**Exercise 1**:
In the records, rewrite each line as a string in a JSON list, skipping blank lines. Begin at the line that contains "nav-link[interactable]: Donate —" and stop after the line that contains "url-text: https://infinitemac.org/1998/Mac OS".

**Document**:
____

Missionary Amy Carmichael Part 1

Amy Carmichael
Encouraged? Share this post...

Amy Carmichael

*Affiliate links included.

One of the reasons I love the story of Amy Carmichael is she was a writer who authored at least 35 books and a number of poems.  I loved her writing before I knew her story. The classic book on her life is A Chance to Die by Elisabeth Elliot. She credited Amy’s life story as inspiring her and her husband Jim Elliot (who was killed by Auca Indians on the mission field) to go into missionary service. While serving in India, Amy had received a letter from a young lady who was considering life as a missionary. She asked, “What is missionary life like?” Amy wrote back saying, “Missionary life is simply a chance to die.” (Of course, she meant die to self.)

Amy Carmichael was born in 1867 in northern Ireland. She was a pioneer missionary who spent 55 years in India, never went home on furlough (she said India was home), and saved over 1,000 children from sex slavery.

Amy’s parents were devout Presbyterians and she was the oldest of seven children in a loving but ordered home where children learned that love and obedience are inseparable. This kind of home training may have made it easier for her to obey the commandments of Jesus who said, “If you love me, you will obey what I command.” She learned discipline early. Lapses could bring the ebony ruler called a pandy down on small posteriors. Worse was a dose of “Gregory powder.” The offending child had to say “Thank you, Mother” and would have time to think about his sins while sitting in an outhouse from the powder’s effect.

As a child Amy wished that she had blue eyes rather than brown. Knowing that Jesus could do anything, she prayed that Jesus would change her eye color—and was disappointed when it didn’t happen. (As an adult, she came to realize that her brown eyes probably helped her gain acceptance in India.)

At the age of 15, Amy realized that she had not “opened the door” to Jesus. She did and that door stayed wide open as she gave herself to whatever Christ called her to do. The family moved to Belfast and her father died when she was 18. Amy began to follow the teaching of Keswick Bible Conventions that were world famous. She adopted their teaching of being “dead to the world.” At her age that meant not caring for new clothes or parties or boys.

Amy met Mr. Wilson, the cofounder of Keswick, and he took a fatherly interest in her. His only daughter had died at Amy’s age and she became so indispensable in helping him that he eventually asked her mother if she could become “his daughter.” Her mother allowed it. He became her second father and at his insistence she became known as Amy Wilson Carmichael. He personally and financially supported her for the rest of his life. She called him Dear Old Man (D.O.M.)

____

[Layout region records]
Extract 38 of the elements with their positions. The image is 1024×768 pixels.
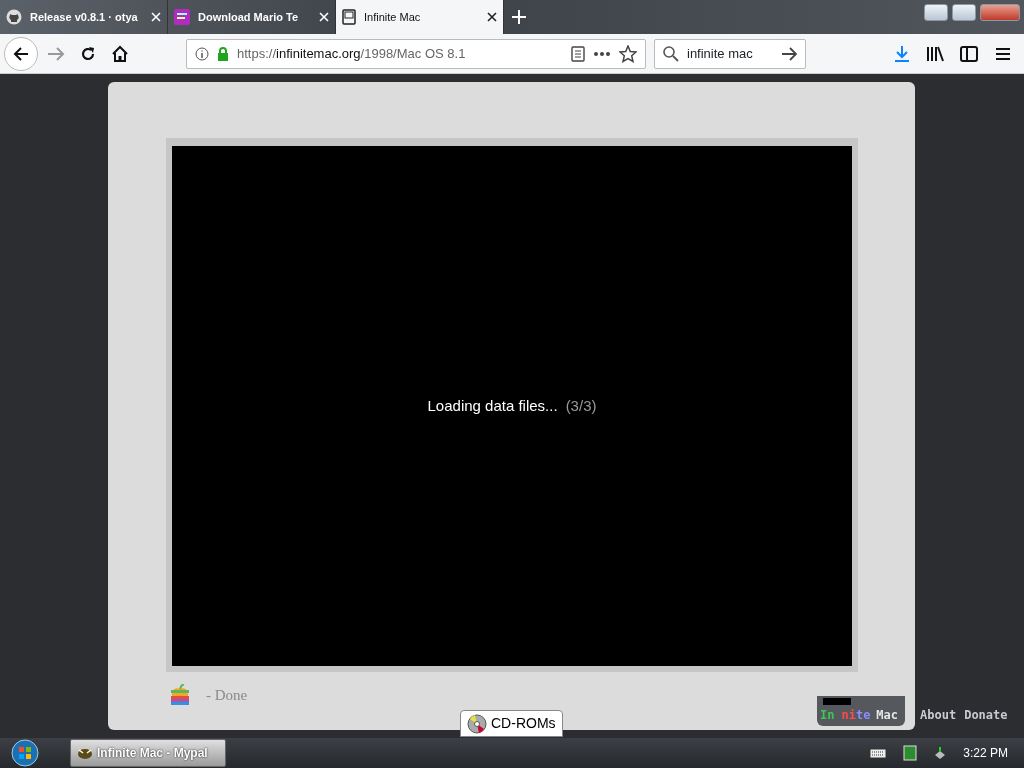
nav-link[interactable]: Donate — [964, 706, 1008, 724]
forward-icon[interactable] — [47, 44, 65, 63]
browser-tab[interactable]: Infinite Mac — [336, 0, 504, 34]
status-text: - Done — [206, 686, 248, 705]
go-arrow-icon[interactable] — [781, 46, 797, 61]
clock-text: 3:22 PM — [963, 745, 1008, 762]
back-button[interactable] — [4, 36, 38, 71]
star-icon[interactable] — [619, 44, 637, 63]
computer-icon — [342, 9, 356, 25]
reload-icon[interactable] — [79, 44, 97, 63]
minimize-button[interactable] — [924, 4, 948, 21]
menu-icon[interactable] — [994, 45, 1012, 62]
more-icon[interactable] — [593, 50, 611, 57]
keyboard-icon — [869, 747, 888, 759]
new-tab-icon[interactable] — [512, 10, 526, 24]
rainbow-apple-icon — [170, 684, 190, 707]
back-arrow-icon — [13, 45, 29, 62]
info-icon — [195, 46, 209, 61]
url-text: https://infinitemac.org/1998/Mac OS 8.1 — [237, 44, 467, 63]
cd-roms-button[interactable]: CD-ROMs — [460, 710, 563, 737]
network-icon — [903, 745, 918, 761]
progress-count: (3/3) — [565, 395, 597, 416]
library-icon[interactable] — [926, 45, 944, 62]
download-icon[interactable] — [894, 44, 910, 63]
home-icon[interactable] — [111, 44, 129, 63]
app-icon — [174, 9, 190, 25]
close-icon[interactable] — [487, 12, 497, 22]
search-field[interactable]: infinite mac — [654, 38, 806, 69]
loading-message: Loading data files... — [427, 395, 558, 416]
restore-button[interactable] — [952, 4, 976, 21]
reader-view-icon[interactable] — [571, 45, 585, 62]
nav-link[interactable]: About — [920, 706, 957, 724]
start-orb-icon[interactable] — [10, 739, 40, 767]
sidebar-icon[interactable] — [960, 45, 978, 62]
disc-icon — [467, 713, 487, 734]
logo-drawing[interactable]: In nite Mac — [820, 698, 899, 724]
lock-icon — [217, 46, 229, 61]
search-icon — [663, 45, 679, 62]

____

**Exercise 2**:
According to the post about Amy Carmichael, why did she never go home on furlough during her years in India?

**Right answer 1**:
[
  "nav-link[interactable]: Donate — [964, 706, 1008, 724]",
  "forward-icon[interactable] — [47, 44, 65, 63]",
  "browser-tab[interactable]: Infinite Mac — [336, 0, 504, 34]",
  "status-text: - Done — [206, 686, 248, 705]",
  "go-arrow-icon[interactable] — [781, 46, 797, 61]",
  "clock-text: 3:22 PM — [963, 745, 1008, 762]",
  "back-button[interactable] — [4, 36, 38, 71]",
  "star-icon[interactable] — [619, 44, 637, 63]",
  "computer-icon — [342, 9, 356, 25]",
  "reload-icon[interactable] — [79, 44, 97, 63]",
  "minimize-button[interactable] — [924, 4, 948, 21]",
  "menu-icon[interactable] — [994, 45, 1012, 62]",
  "more-icon[interactable] — [593, 50, 611, 57]",
  "keyboard-icon — [869, 747, 888, 759]",
  "new-tab-icon[interactable] — [512, 10, 526, 24]",
  "rainbow-apple-icon — [170, 684, 190, 707]",
  "back-arrow-icon — [13, 45, 29, 62]",
  "info-icon — [195, 46, 209, 61]",
  "url-text: https://infinitemac.org/1998/Mac OS 8.1 — [237, 44, 467, 63]"
]

**Right answer 2**:
She never went home on furlough because, as she said, India was home. She spent 55 years there as a pioneer missionary.